GIVEN PROBLEM: Check each line of the listing for the string "placement", then state how many lines have it. Only the number is wanted.

[Extracted records]
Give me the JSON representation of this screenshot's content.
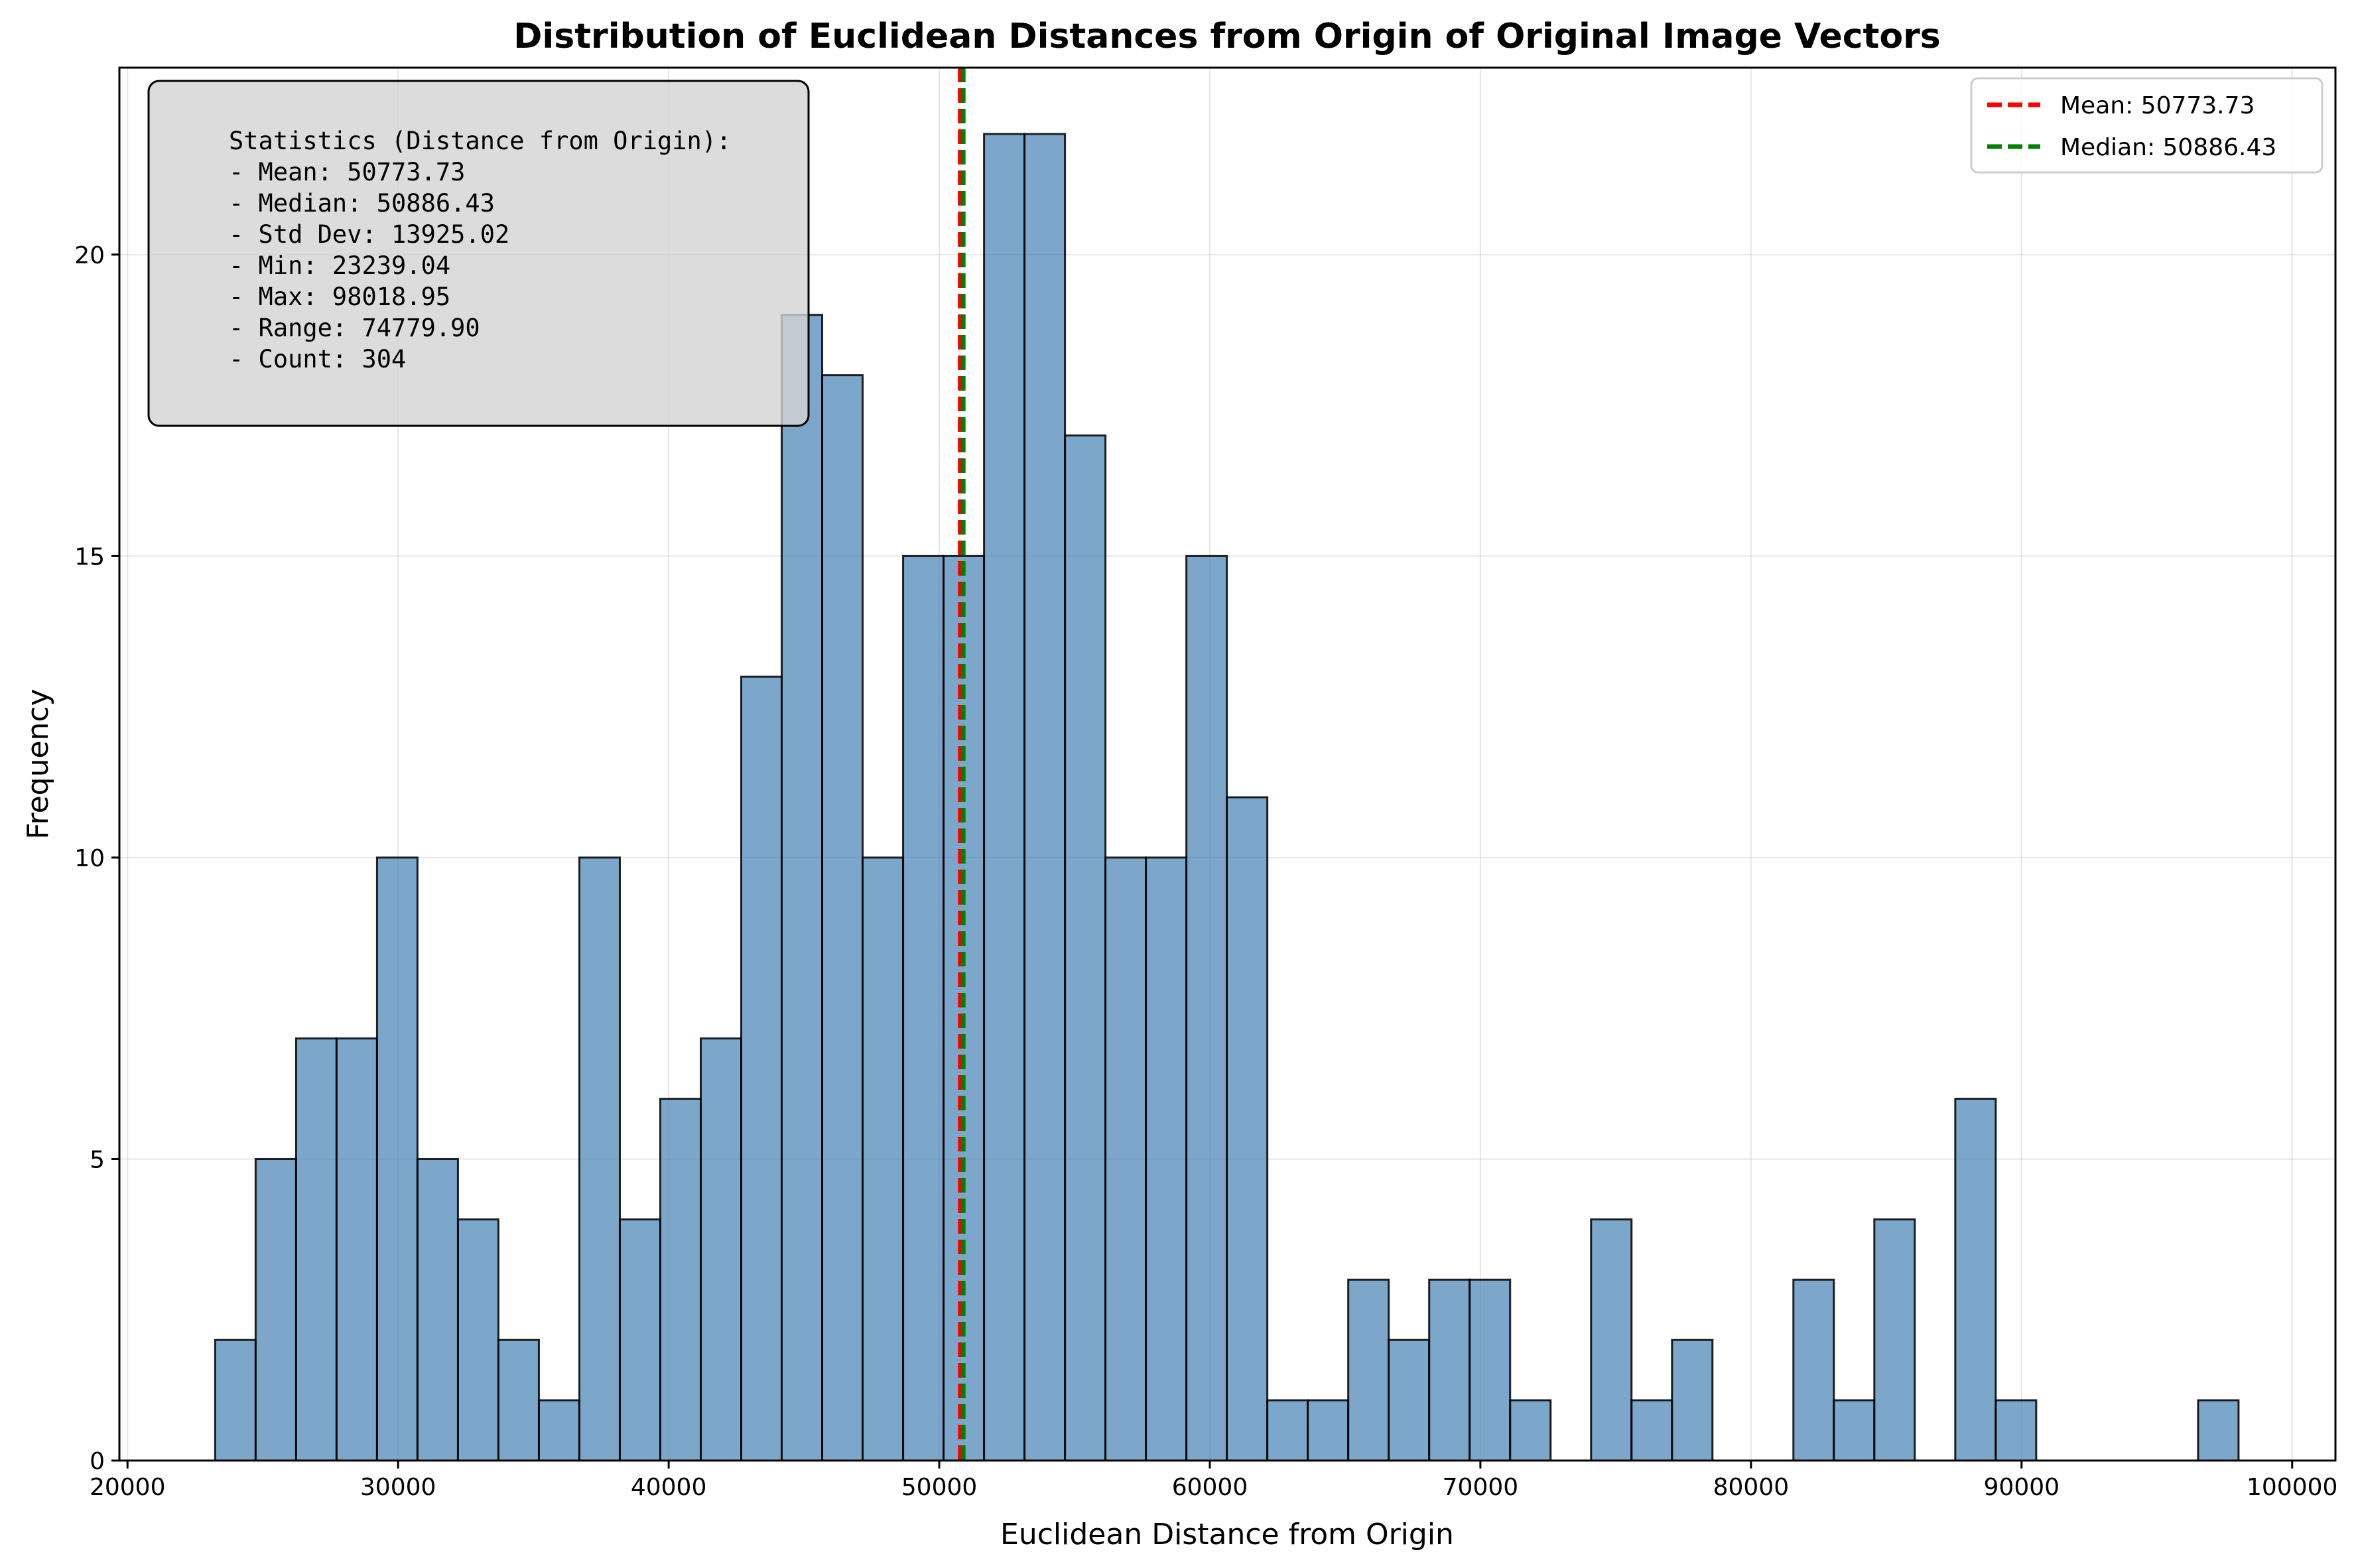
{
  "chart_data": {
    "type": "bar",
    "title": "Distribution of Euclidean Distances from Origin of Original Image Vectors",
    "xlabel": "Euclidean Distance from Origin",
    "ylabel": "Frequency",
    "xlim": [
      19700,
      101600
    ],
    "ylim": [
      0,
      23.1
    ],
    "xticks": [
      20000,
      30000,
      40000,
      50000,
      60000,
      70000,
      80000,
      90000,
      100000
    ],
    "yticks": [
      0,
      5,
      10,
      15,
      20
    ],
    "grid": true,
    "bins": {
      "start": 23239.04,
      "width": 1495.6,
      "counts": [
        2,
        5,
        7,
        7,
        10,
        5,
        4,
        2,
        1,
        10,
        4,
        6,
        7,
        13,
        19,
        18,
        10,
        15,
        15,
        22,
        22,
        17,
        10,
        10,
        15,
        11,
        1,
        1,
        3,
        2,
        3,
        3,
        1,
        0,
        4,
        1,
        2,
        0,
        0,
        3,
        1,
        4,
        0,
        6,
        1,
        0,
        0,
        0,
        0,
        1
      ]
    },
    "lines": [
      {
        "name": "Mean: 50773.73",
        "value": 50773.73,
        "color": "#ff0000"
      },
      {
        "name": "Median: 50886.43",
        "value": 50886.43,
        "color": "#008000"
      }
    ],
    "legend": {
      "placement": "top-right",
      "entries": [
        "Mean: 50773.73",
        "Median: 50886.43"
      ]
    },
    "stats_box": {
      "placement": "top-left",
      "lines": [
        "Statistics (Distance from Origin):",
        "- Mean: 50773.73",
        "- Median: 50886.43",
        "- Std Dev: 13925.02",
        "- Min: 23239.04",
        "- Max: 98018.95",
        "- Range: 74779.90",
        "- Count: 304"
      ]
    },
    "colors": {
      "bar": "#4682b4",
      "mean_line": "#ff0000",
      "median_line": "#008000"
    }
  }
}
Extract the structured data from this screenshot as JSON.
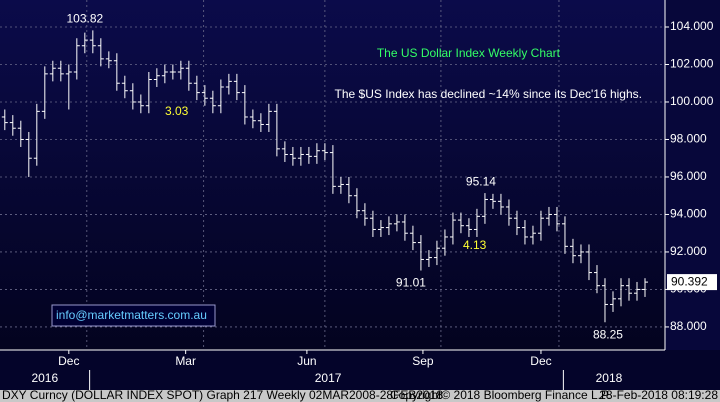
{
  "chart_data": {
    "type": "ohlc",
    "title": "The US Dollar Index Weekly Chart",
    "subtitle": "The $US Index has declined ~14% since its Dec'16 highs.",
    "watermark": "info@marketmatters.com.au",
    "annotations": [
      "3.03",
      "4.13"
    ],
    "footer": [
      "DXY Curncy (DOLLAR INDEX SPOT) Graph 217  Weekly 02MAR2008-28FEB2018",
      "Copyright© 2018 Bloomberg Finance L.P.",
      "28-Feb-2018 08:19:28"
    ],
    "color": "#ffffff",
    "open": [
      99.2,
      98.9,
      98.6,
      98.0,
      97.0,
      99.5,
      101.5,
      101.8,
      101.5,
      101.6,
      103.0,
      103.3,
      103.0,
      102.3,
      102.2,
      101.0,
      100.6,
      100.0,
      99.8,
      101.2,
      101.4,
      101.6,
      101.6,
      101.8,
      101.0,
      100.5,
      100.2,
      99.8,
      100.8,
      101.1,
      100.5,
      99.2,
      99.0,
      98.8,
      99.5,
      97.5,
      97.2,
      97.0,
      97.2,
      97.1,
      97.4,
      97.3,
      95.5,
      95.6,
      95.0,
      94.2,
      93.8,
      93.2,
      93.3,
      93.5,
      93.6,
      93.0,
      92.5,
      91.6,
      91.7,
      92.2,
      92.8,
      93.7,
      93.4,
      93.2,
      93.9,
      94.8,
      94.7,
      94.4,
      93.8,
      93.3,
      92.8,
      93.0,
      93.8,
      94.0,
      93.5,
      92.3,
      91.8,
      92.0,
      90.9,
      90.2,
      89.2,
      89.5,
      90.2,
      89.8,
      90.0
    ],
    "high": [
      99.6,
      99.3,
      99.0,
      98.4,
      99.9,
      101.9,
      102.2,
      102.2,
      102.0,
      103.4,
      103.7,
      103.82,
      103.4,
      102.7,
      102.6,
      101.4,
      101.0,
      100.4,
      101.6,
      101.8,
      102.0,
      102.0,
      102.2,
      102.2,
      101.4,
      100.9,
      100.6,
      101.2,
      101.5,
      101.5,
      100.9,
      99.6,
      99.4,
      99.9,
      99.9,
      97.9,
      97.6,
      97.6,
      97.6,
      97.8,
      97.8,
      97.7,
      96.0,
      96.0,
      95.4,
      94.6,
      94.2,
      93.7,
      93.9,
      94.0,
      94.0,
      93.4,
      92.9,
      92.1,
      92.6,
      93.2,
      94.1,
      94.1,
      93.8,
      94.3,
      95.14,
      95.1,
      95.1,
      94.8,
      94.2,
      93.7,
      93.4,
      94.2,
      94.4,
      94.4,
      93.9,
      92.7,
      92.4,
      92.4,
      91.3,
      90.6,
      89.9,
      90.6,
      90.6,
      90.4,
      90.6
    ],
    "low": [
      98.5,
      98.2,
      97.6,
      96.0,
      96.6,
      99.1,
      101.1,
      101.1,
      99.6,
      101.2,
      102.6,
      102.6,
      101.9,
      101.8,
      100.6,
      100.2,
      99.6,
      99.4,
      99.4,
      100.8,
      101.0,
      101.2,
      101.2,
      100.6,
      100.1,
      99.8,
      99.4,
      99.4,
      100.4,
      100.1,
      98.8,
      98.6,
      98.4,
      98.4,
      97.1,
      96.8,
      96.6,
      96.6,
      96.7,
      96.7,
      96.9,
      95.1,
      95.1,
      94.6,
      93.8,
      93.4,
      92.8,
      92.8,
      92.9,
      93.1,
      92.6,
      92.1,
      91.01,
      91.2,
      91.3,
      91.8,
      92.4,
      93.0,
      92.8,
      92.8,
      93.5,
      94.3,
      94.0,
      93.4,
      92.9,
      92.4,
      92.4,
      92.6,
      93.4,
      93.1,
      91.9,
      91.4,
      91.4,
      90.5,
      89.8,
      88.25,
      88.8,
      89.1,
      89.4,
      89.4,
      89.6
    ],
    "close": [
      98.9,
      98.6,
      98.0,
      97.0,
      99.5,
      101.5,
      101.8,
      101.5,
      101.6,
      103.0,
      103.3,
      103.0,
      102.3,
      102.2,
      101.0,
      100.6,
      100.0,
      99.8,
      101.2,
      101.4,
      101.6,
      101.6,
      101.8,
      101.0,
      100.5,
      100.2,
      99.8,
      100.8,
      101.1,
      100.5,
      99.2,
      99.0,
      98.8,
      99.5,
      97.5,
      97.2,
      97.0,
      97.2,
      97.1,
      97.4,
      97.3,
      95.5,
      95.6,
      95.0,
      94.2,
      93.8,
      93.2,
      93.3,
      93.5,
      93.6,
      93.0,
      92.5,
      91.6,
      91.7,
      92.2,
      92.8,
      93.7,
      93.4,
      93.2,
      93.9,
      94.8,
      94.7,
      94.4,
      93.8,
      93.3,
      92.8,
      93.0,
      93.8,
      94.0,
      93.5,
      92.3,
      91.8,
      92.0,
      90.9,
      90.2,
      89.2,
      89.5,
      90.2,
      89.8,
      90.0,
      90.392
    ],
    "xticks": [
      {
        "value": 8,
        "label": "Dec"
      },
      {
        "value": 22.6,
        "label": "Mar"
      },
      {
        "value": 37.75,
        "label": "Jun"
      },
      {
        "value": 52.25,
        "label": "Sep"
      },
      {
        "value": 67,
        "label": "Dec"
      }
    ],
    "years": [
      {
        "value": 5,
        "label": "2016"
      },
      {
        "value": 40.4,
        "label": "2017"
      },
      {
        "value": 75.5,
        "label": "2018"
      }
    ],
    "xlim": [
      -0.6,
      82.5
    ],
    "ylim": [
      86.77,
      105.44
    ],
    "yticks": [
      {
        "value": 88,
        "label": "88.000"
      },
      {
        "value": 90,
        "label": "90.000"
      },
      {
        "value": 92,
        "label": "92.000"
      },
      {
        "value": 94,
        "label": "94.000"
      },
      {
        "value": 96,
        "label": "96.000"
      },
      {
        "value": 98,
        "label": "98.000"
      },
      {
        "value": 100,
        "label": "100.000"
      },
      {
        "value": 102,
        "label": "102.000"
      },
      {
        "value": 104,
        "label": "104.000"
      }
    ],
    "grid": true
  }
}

FINISHED ANSWER: 2